## STATED EXERCISE
Pictures in the records should not be copied, but every other part must be repeated exactly.

## EXERCISE DATA
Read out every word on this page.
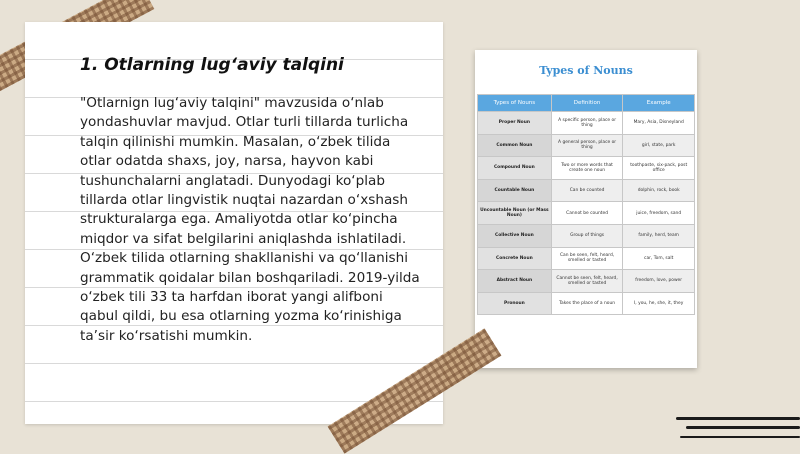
1. Otlarning lug‘aviy talqini

"Otlarnign lug‘aviy talqini" mavzusida o‘nlab yondashuvlar mavjud. Otlar turli tillarda turlicha talqin qilinishi mumkin. Masalan, o‘zbek tilida otlar odatda shaxs, joy, narsa, hayvon kabi tushunchalarni anglatadi. Dunyodagi ko‘plab tillarda otlar lingvistik nuqtai nazardan o‘xshash strukturalarga ega. Amaliyotda otlar ko‘pincha miqdor va sifat belgilarini aniqlashda ishlatiladi. O‘zbek tilida otlarning shakllanishi va qo‘llanishi grammatik qoidalar bilan boshqariladi. 2019-yilda o‘zbek tili 33 ta harfdan iborat yangi alifboni qabul qildi, bu esa otlarning yozma ko‘rinishiga ta’sir ko‘rsatishi mumkin.

Types of Nouns
Types of Nouns	Definition	Example
Proper Noun	A specific person, place or thing	Mary, Asia, Disneyland
Common Noun	A general person, place or thing	girl, state, park
Compound Noun	Two or more words that create one noun	toothpaste, six-pack, post office
Countable Noun	Can be counted	dolphin, rock, book
Uncountable Noun (or Mass Noun)	Cannot be counted	juice, freedom, sand
Collective Noun	Group of things	family, herd, team
Concrete Noun	Can be seen, felt, heard, smelled or tasted	car, Tom, salt
Abstract Noun	Cannot be seen, felt, heard, smelled or tasted	freedom, love, power
Pronoun	Takes the place of a noun	I, you, he, she, it, they
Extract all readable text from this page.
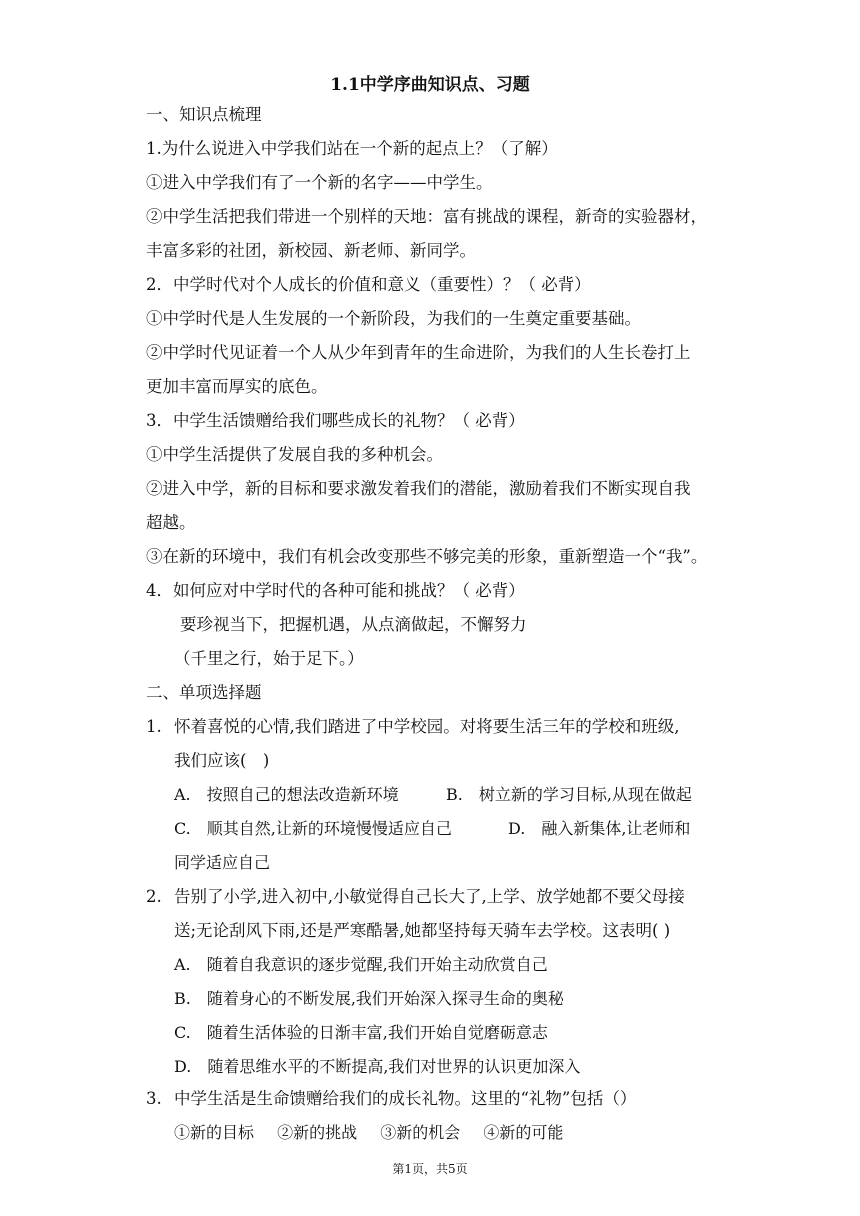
1.1中学序曲知识点、习题
一、知识点梳理
1.为什么说进入中学我们站在一个新的起点上？（了解）
①进入中学我们有了一个新的名字——中学生。
②中学生活把我们带进一个别样的天地：富有挑战的课程，新奇的实验器材，
丰富多彩的社团，新校园、新老师、新同学。
2．中学时代对个人成长的价值和意义（重要性）？（ 必背）
①中学时代是人生发展的一个新阶段，为我们的一生奠定重要基础。
②中学时代见证着一个人从少年到青年的生命进阶，为我们的人生长卷打上
更加丰富而厚实的底色。
3．中学生活馈赠给我们哪些成长的礼物？（ 必背）
①中学生活提供了发展自我的多种机会。
②进入中学，新的目标和要求激发着我们的潜能，激励着我们不断实现自我
超越。
③在新的环境中，我们有机会改变那些不够完美的形象，重新塑造一个“我”。
4．如何应对中学时代的各种可能和挑战？（ 必背）
要珍视当下，把握机遇，从点滴做起，不懈努力
（千里之行，始于足下。）
二、单项选择题
1. 怀着喜悦的心情,我们踏进了中学校园。对将要生活三年的学校和班级,
我们应该(　)
A.　按照自己的想法改造新环境	B.　树立新的学习目标,从现在做起
C.　顺其自然,让新的环境慢慢适应自己	D.　融入新集体,让老师和
同学适应自己
2. 告别了小学,进入初中,小敏觉得自己长大了,上学、放学她都不要父母接
送;无论刮风下雨,还是严寒酷暑,她都坚持每天骑车去学校。这表明( )
A.　随着自我意识的逐步觉醒,我们开始主动欣赏自己
B.　随着身心的不断发展,我们开始深入探寻生命的奥秘
C.　随着生活体验的日渐丰富,我们开始自觉磨砺意志
D.　随着思维水平的不断提高,我们对世界的认识更加深入
3. 中学生活是生命馈赠给我们的成长礼物。这里的“礼物”包括（）
①新的目标 ②新的挑战 ③新的机会 ④新的可能
第1页，共5页
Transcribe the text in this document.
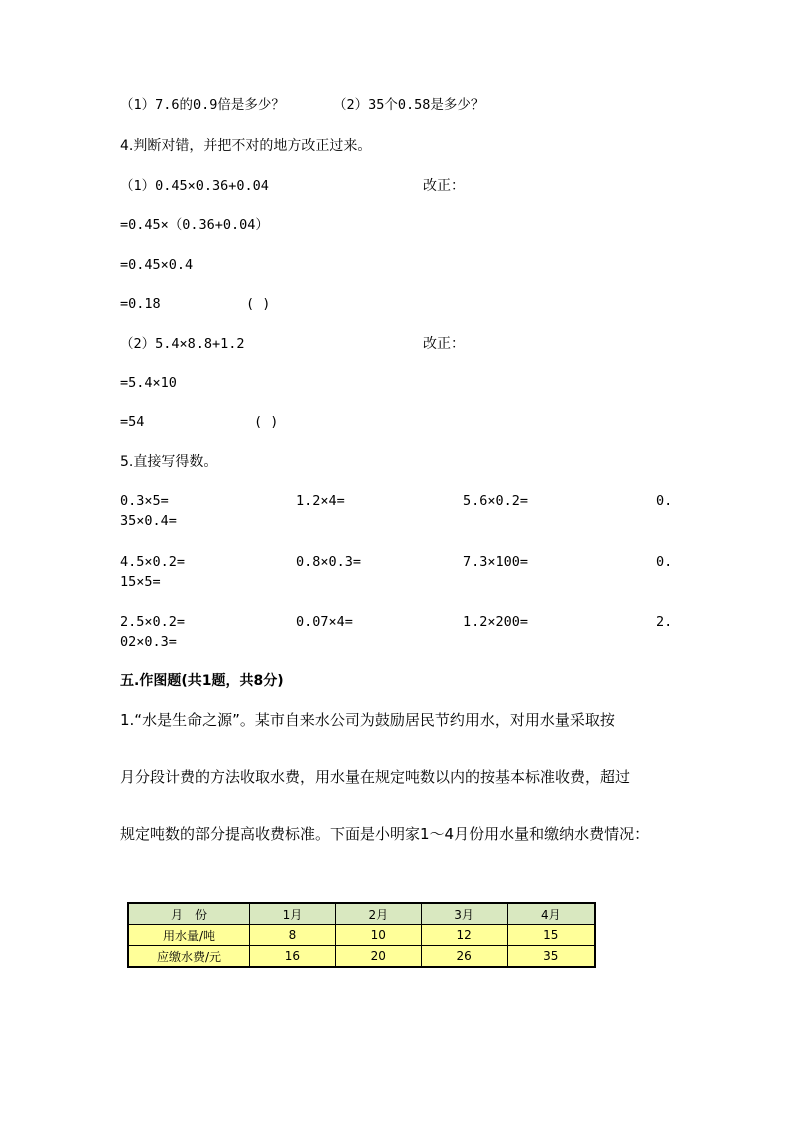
（1）7.6的0.9倍是多少？	（2）35个0.58是多少？
4.判断对错，并把不对的地方改正过来。
（1）0.45×0.36+0.04	改正：
=0.45×（0.36+0.04）
=0.45×0.4
=0.18	( )
（2）5.4×8.8+1.2	改正：
=5.4×10
=54	( )
5.直接写得数。
0.3×5=	1.2×4=	5.6×0.2=	0.
35×0.4=
4.5×0.2=	0.8×0.3=	7.3×100=	0.
15×5=
2.5×0.2=	0.07×4=	1.2×200=	2.
02×0.3=
五.作图题(共1题，共8分)
1.“水是生命之源”。某市自来水公司为鼓励居民节约用水，对用水量采取按
月分段计费的方法收取水费，用水量在规定吨数以内的按基本标准收费，超过
规定吨数的部分提高收费标准。下面是小明家1～4月份用水量和缴纳水费情况：
月　份	1月	2月	3月	4月
用水量/吨	8	10	12	15
应缴水费/元	16	20	26	35
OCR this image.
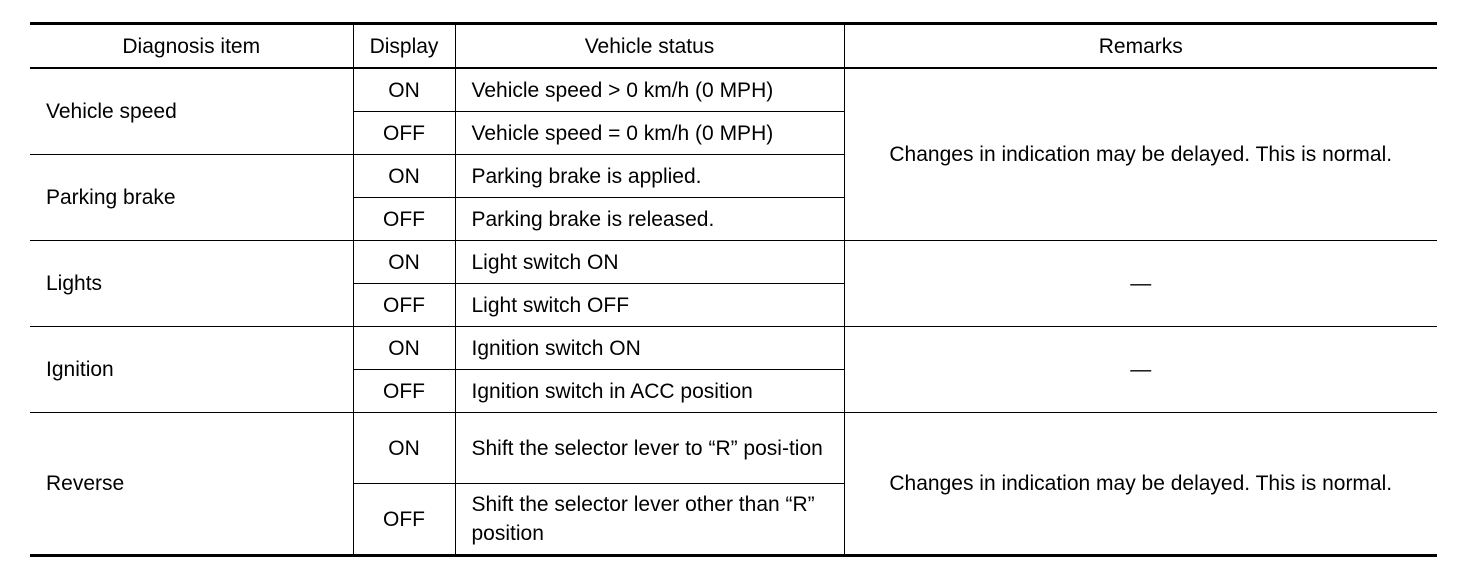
Diagnosis item	Display	Vehicle status	Remarks
Vehicle speed	ON	Vehicle speed > 0 km/h (0 MPH)	Changes in indication may be delayed. This is normal.
	OFF	Vehicle speed = 0 km/h (0 MPH)	
Parking brake	ON	Parking brake is applied.	
	OFF	Parking brake is released.	
Lights	ON	Light switch ON	—
	OFF	Light switch OFF	
Ignition	ON	Ignition switch ON	—
	OFF	Ignition switch in ACC position	
Reverse	ON	Shift the selector lever to “R” posi-tion	Changes in indication may be delayed. This is normal.
	OFF	Shift the selector lever other than “R” position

## TASK RESULT
Read out every word on this page.
1. Otlarning lug‘aviy talqini

"Otlarnign lug‘aviy talqini" mavzusida o‘nlab yondashuvlar mavjud. Otlar turli tillarda turlicha talqin qilinishi mumkin. Masalan, o‘zbek tilida otlar odatda shaxs, joy, narsa, hayvon kabi tushunchalarni anglatadi. Dunyodagi ko‘plab tillarda otlar lingvistik nuqtai nazardan o‘xshash strukturalarga ega. Amaliyotda otlar ko‘pincha miqdor va sifat belgilarini aniqlashda ishlatiladi. O‘zbek tilida otlarning shakllanishi va qo‘llanishi grammatik qoidalar bilan boshqariladi. 2019-yilda o‘zbek tili 33 ta harfdan iborat yangi alifboni qabul qildi, bu esa otlarning yozma ko‘rinishiga ta’sir ko‘rsatishi mumkin.

Types of Nouns
Types of Nouns	Definition	Example
Proper Noun	A specific person, place or thing	Mary, Asia, Disneyland
Common Noun	A general person, place or thing	girl, state, park
Compound Noun	Two or more words that create one noun	toothpaste, six-pack, post office
Countable Noun	Can be counted	dolphin, rock, book
Uncountable Noun (or Mass Noun)	Cannot be counted	juice, freedom, sand
Collective Noun	Group of things	family, herd, team
Concrete Noun	Can be seen, felt, heard, smelled or tasted	car, Tom, salt
Abstract Noun	Cannot be seen, felt, heard, smelled or tasted	freedom, love, power
Pronoun	Takes the place of a noun	I, you, he, she, it, they
Extract all readable text from this page.
1.1中学序曲知识点、习题
一、知识点梳理
1.为什么说进入中学我们站在一个新的起点上？（了解）
①进入中学我们有了一个新的名字——中学生。
②中学生活把我们带进一个别样的天地：富有挑战的课程，新奇的实验器材，
丰富多彩的社团，新校园、新老师、新同学。
2．中学时代对个人成长的价值和意义（重要性）？（ 必背）
①中学时代是人生发展的一个新阶段，为我们的一生奠定重要基础。
②中学时代见证着一个人从少年到青年的生命进阶，为我们的人生长卷打上
更加丰富而厚实的底色。
3．中学生活馈赠给我们哪些成长的礼物？（ 必背）
①中学生活提供了发展自我的多种机会。
②进入中学，新的目标和要求激发着我们的潜能，激励着我们不断实现自我
超越。
③在新的环境中，我们有机会改变那些不够完美的形象，重新塑造一个“我”。
4．如何应对中学时代的各种可能和挑战？（ 必背）
要珍视当下，把握机遇，从点滴做起，不懈努力
（千里之行，始于足下。）
二、单项选择题
1. 怀着喜悦的心情,我们踏进了中学校园。对将要生活三年的学校和班级,
我们应该(　)
A.　按照自己的想法改造新环境	B.　树立新的学习目标,从现在做起
C.　顺其自然,让新的环境慢慢适应自己	D.　融入新集体,让老师和
同学适应自己
2. 告别了小学,进入初中,小敏觉得自己长大了,上学、放学她都不要父母接
送;无论刮风下雨,还是严寒酷暑,她都坚持每天骑车去学校。这表明( )
A.　随着自我意识的逐步觉醒,我们开始主动欣赏自己
B.　随着身心的不断发展,我们开始深入探寻生命的奥秘
C.　随着生活体验的日渐丰富,我们开始自觉磨砺意志
D.　随着思维水平的不断提高,我们对世界的认识更加深入
3. 中学生活是生命馈赠给我们的成长礼物。这里的“礼物”包括（）
①新的目标 ②新的挑战 ③新的机会 ④新的可能
第1页，共5页
Transcribe the text in this document.
（1）7.6的0.9倍是多少？	（2）35个0.58是多少？
4.判断对错，并把不对的地方改正过来。
（1）0.45×0.36+0.04	改正：
=0.45×（0.36+0.04）
=0.45×0.4
=0.18	( )
（2）5.4×8.8+1.2	改正：
=5.4×10
=54	( )
5.直接写得数。
0.3×5=	1.2×4=	5.6×0.2=	0.
35×0.4=
4.5×0.2=	0.8×0.3=	7.3×100=	0.
15×5=
2.5×0.2=	0.07×4=	1.2×200=	2.
02×0.3=
五.作图题(共1题，共8分)
1.“水是生命之源”。某市自来水公司为鼓励居民节约用水，对用水量采取按
月分段计费的方法收取水费，用水量在规定吨数以内的按基本标准收费，超过
规定吨数的部分提高收费标准。下面是小明家1～4月份用水量和缴纳水费情况：
月　份	1月	2月	3月	4月
用水量/吨	8	10	12	15
应缴水费/元	16	20	26	35
OCR this image.
Diagnosis item	Display	Vehicle status	Remarks
Vehicle speed	ON	Vehicle speed > 0 km/h (0 MPH)	Changes in indication may be delayed. This is normal.
	OFF	Vehicle speed = 0 km/h (0 MPH)	
Parking brake	ON	Parking brake is applied.	
	OFF	Parking brake is released.	
Lights	ON	Light switch ON	—
	OFF	Light switch OFF	
Ignition	ON	Ignition switch ON	—
	OFF	Ignition switch in ACC position	
Reverse	ON	Shift the selector lever to “R” posi-tion	Changes in indication may be delayed. This is normal.
	OFF	Shift the selector lever other than “R” position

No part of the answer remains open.